Extracted data entries:
= = = =
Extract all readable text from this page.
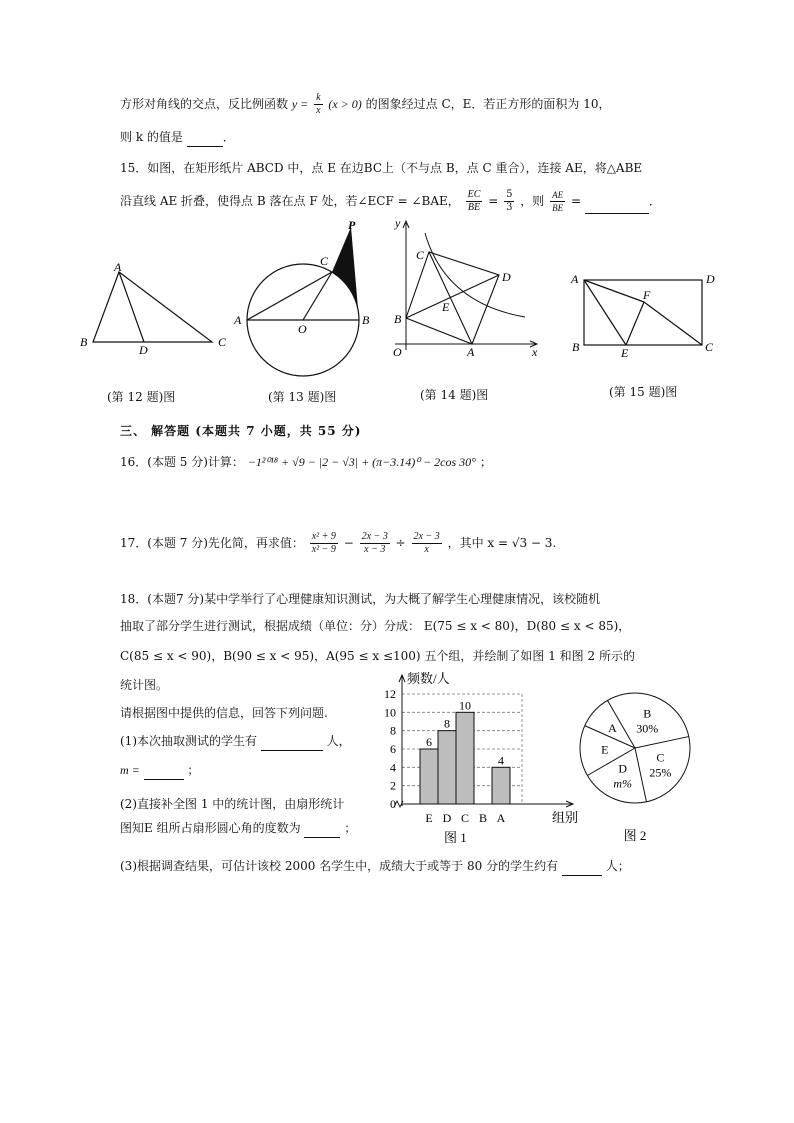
方形对角线的交点，反比例函数 $y = \frac{k}{x} (x > 0)$ 的图象经过点 C，E．若正方形的面积为 10，
则 k 的值是	．
15．如图，在矩形纸片 ABCD 中，点 E 在边BC上（不与点 B，点 C 重合），连接 AE，将△ABE
沿直线 AE 折叠，使得点 B 落在点 F 处，若∠ECF = ∠BAE， $\frac{EC}{BE} = \frac{5}{3}$ ，则 $\frac{AE}{BE}$ =	．
A
B
D
C
P
C
A
O
B
y
C
D
E
B
O	A	x
A	D
F
B	E	C
(第 12 题)图	(第 13 题)图	(第 14 题)图	(第 15 题)图
三、 解答题 (本题共 7 小题，共 55 分)
16．(本题 5 分)计算： −1²⁰¹⁸ + √9 − |2 − √3| + (π−3.14)⁰ − 2cos 30° ；
17．(本题 7 分)先化简，再求值： $\frac{\text{x² + 9}}{\text{x² − 9}} - \frac{2x - 3}{x - 3} \div \frac{2x - 3}{x}$ ，其中 x = √3 − 3.
18．(本题7 分)某中学举行了心理健康知识测试，为大概了解学生心理健康情况，该校随机
抽取了部分学生进行测试，根据成绩（单位：分）分成： E(75 ≤ x < 80)，D(80 ≤ x < 85)，
C(85 ≤ x < 90)，B(90 ≤ x < 95)，A(95 ≤ x ≤100) 五个组，并绘制了如图 1 和图 2 所示的
统计图。
请根据图中提供的信息，回答下列问题.
(1)本次抽取测试的学生有	人，
m =	；
(2)直接补全图 1 中的统计图，由扇形统计
图知E 组所占扇形圆心角的度数为	；
(3)根据调查结果，可估计该校 2000 名学生中，成绩大于或等于 80 分的学生约有	人；
0
2
4
6
8
10
12
频数/人
组别
图 1
6
E
8
D
10
C B
4
A
B
30%
C
25%
D
m%
E
A
图 2
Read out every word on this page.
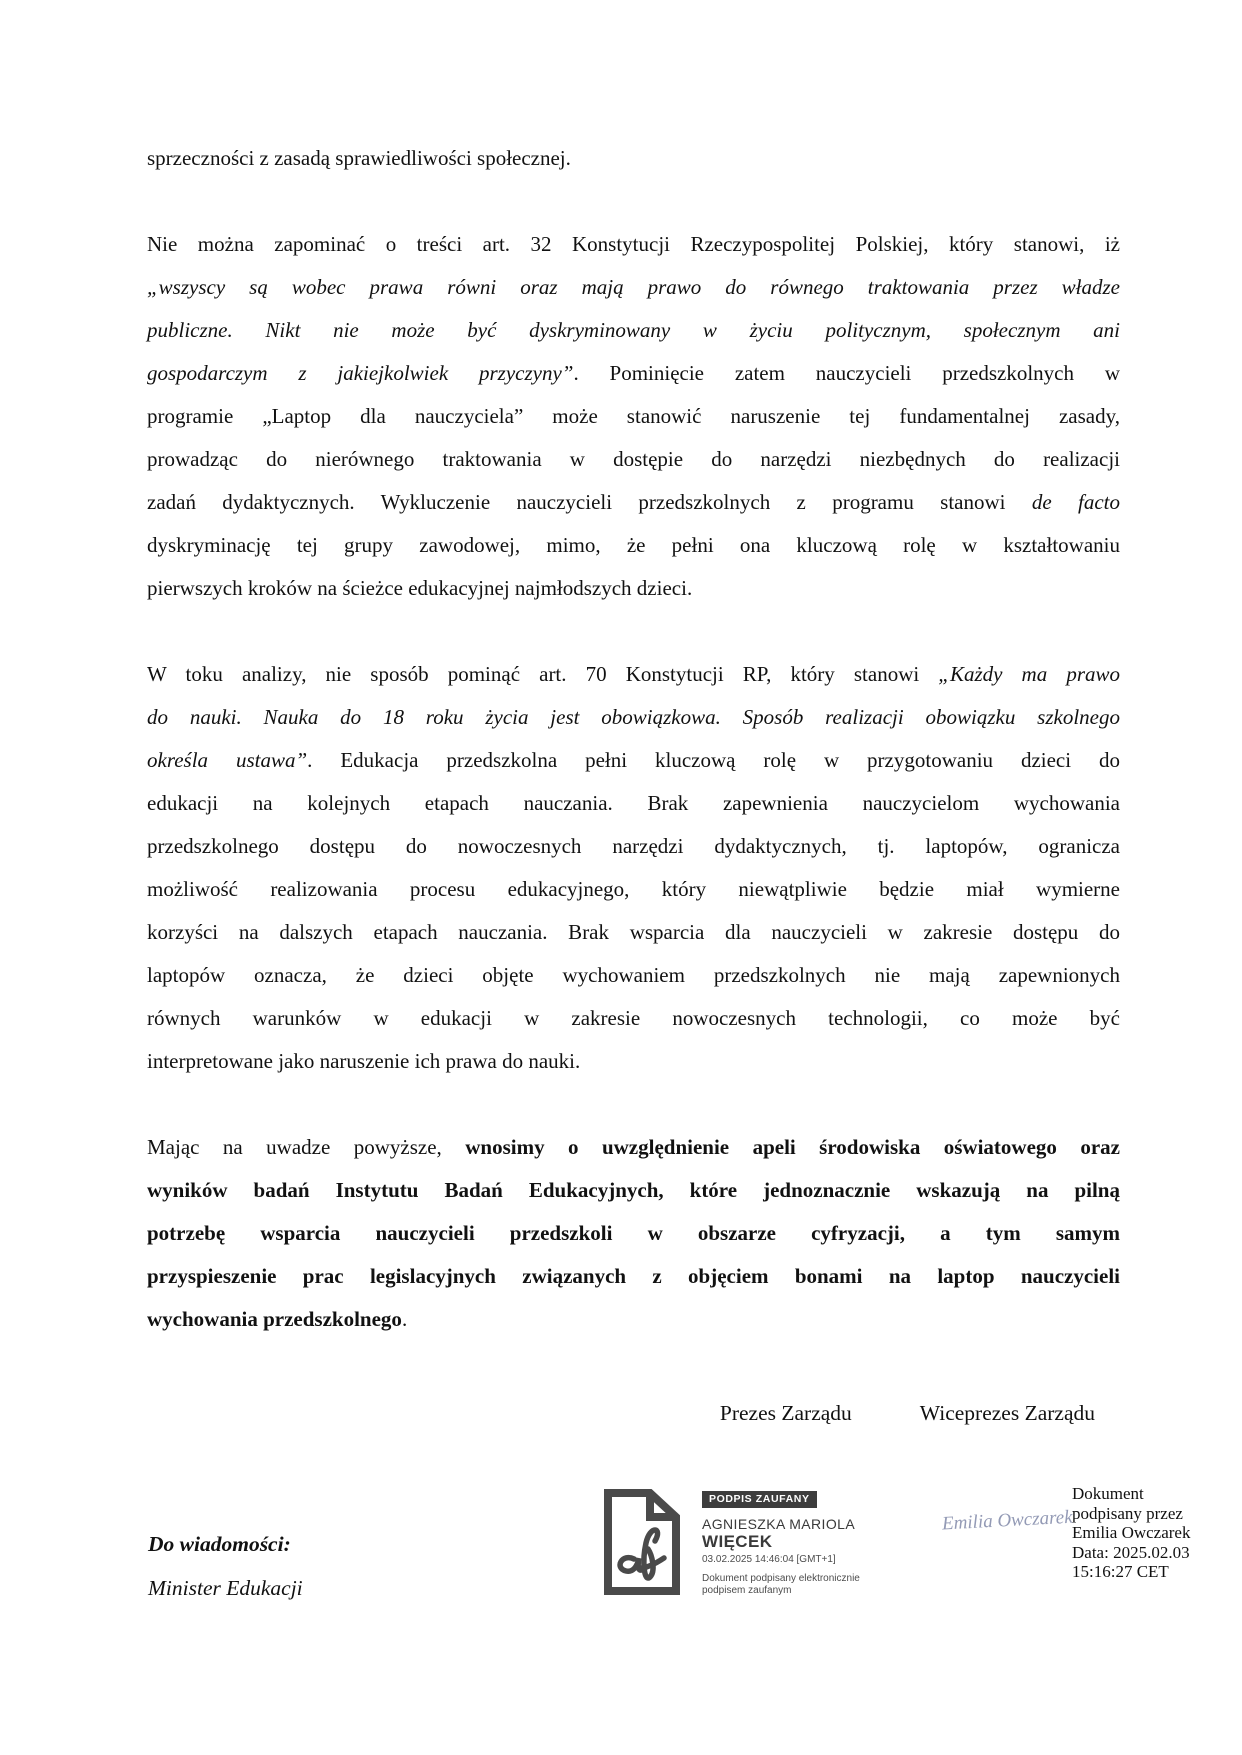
sprzeczności z zasadą sprawiedliwości społecznej.
Nie można zapominać o treści art. 32 Konstytucji Rzeczypospolitej Polskiej, który stanowi, iż
„wszyscy są wobec prawa równi oraz mają prawo do równego traktowania przez władze
publiczne. Nikt nie może być dyskryminowany w życiu politycznym, społecznym ani
gospodarczym z jakiejkolwiek przyczyny”. Pominięcie zatem nauczycieli przedszkolnych w
programie „Laptop dla nauczyciela” może stanowić naruszenie tej fundamentalnej zasady,
prowadząc do nierównego traktowania w dostępie do narzędzi niezbędnych do realizacji
zadań dydaktycznych. Wykluczenie nauczycieli przedszkolnych z programu stanowi de facto
dyskryminację tej grupy zawodowej, mimo, że pełni ona kluczową rolę w kształtowaniu
pierwszych kroków na ścieżce edukacyjnej najmłodszych dzieci.
W toku analizy, nie sposób pominąć art. 70 Konstytucji RP, który stanowi „Każdy ma prawo
do nauki. Nauka do 18 roku życia jest obowiązkowa. Sposób realizacji obowiązku szkolnego
określa ustawa”. Edukacja przedszkolna pełni kluczową rolę w przygotowaniu dzieci do
edukacji na kolejnych etapach nauczania. Brak zapewnienia nauczycielom wychowania
przedszkolnego dostępu do nowoczesnych narzędzi dydaktycznych, tj. laptopów, ogranicza
możliwość realizowania procesu edukacyjnego, który niewątpliwie będzie miał wymierne
korzyści na dalszych etapach nauczania. Brak wsparcia dla nauczycieli w zakresie dostępu do
laptopów oznacza, że dzieci objęte wychowaniem przedszkolnych nie mają zapewnionych
równych warunków w edukacji w zakresie nowoczesnych technologii, co może być
interpretowane jako naruszenie ich prawa do nauki.
Mając na uwadze powyższe, wnosimy o uwzględnienie apeli środowiska oświatowego oraz
wyników badań Instytutu Badań Edukacyjnych, które jednoznacznie wskazują na pilną
potrzebę wsparcia nauczycieli przedszkoli w obszarze cyfryzacji, a tym samym
przyspieszenie prac legislacyjnych związanych z objęciem bonami na laptop nauczycieli
wychowania przedszkolnego.
Prezes Zarządu	Wiceprezes Zarządu
PODPIS ZAUFANY
AGNIESZKA MARIOLA
WIĘCEK
03.02.2025 14:46:04 [GMT+1]
Dokument podpisany elektronicznie
podpisem zaufanym
Emilia Owczarek
Dokument
podpisany przez
Emilia Owczarek
Data: 2025.02.03
15:16:27 CET
Do wiadomości:
Minister Edukacji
= = = =
To be done: Without the pictures, print the whole listing exactly as given.

Solution:
Extract all readable text from this page.
方形对角线的交点，反比例函数 $y = \frac{k}{x} (x > 0)$ 的图象经过点 C，E．若正方形的面积为 10，
则 k 的值是	．
15．如图，在矩形纸片 ABCD 中，点 E 在边BC上（不与点 B，点 C 重合），连接 AE，将△ABE
沿直线 AE 折叠，使得点 B 落在点 F 处，若∠ECF = ∠BAE， $\frac{EC}{BE} = \frac{5}{3}$ ，则 $\frac{AE}{BE}$ =	．
A
B
D
C
P
C
A
O
B
y
C
D
E
B
O	A	x
A	D
F
B	E	C
(第 12 题)图	(第 13 题)图	(第 14 题)图	(第 15 题)图
三、 解答题 (本题共 7 小题，共 55 分)
16．(本题 5 分)计算： −1²⁰¹⁸ + √9 − |2 − √3| + (π−3.14)⁰ − 2cos 30° ；
17．(本题 7 分)先化简，再求值： $\frac{\text{x² + 9}}{\text{x² − 9}} - \frac{2x - 3}{x - 3} \div \frac{2x - 3}{x}$ ，其中 x = √3 − 3.
18．(本题7 分)某中学举行了心理健康知识测试，为大概了解学生心理健康情况，该校随机
抽取了部分学生进行测试，根据成绩（单位：分）分成： E(75 ≤ x < 80)，D(80 ≤ x < 85)，
C(85 ≤ x < 90)，B(90 ≤ x < 95)，A(95 ≤ x ≤100) 五个组，并绘制了如图 1 和图 2 所示的
统计图。
请根据图中提供的信息，回答下列问题.
(1)本次抽取测试的学生有	人，
m =	；
(2)直接补全图 1 中的统计图，由扇形统计
图知E 组所占扇形圆心角的度数为	；
(3)根据调查结果，可估计该校 2000 名学生中，成绩大于或等于 80 分的学生约有	人；
0
2
4
6
8
10
12
频数/人
组别
图 1
6
E
8
D
10
C B
4
A
B
30%
C
25%
D
m%
E
A
图 2
Read out every word on this page.
sprzeczności z zasadą sprawiedliwości społecznej.
Nie można zapominać o treści art. 32 Konstytucji Rzeczypospolitej Polskiej, który stanowi, iż
„wszyscy są wobec prawa równi oraz mają prawo do równego traktowania przez władze
publiczne. Nikt nie może być dyskryminowany w życiu politycznym, społecznym ani
gospodarczym z jakiejkolwiek przyczyny”. Pominięcie zatem nauczycieli przedszkolnych w
programie „Laptop dla nauczyciela” może stanowić naruszenie tej fundamentalnej zasady,
prowadząc do nierównego traktowania w dostępie do narzędzi niezbędnych do realizacji
zadań dydaktycznych. Wykluczenie nauczycieli przedszkolnych z programu stanowi de facto
dyskryminację tej grupy zawodowej, mimo, że pełni ona kluczową rolę w kształtowaniu
pierwszych kroków na ścieżce edukacyjnej najmłodszych dzieci.
W toku analizy, nie sposób pominąć art. 70 Konstytucji RP, który stanowi „Każdy ma prawo
do nauki. Nauka do 18 roku życia jest obowiązkowa. Sposób realizacji obowiązku szkolnego
określa ustawa”. Edukacja przedszkolna pełni kluczową rolę w przygotowaniu dzieci do
edukacji na kolejnych etapach nauczania. Brak zapewnienia nauczycielom wychowania
przedszkolnego dostępu do nowoczesnych narzędzi dydaktycznych, tj. laptopów, ogranicza
możliwość realizowania procesu edukacyjnego, który niewątpliwie będzie miał wymierne
korzyści na dalszych etapach nauczania. Brak wsparcia dla nauczycieli w zakresie dostępu do
laptopów oznacza, że dzieci objęte wychowaniem przedszkolnych nie mają zapewnionych
równych warunków w edukacji w zakresie nowoczesnych technologii, co może być
interpretowane jako naruszenie ich prawa do nauki.
Mając na uwadze powyższe, wnosimy o uwzględnienie apeli środowiska oświatowego oraz
wyników badań Instytutu Badań Edukacyjnych, które jednoznacznie wskazują na pilną
potrzebę wsparcia nauczycieli przedszkoli w obszarze cyfryzacji, a tym samym
przyspieszenie prac legislacyjnych związanych z objęciem bonami na laptop nauczycieli
wychowania przedszkolnego.
Prezes Zarządu	Wiceprezes Zarządu
PODPIS ZAUFANY
AGNIESZKA MARIOLA
WIĘCEK
03.02.2025 14:46:04 [GMT+1]
Dokument podpisany elektronicznie
podpisem zaufanym
Emilia Owczarek
Dokument
podpisany przez
Emilia Owczarek
Data: 2025.02.03
15:16:27 CET
Do wiadomości:
Minister Edukacji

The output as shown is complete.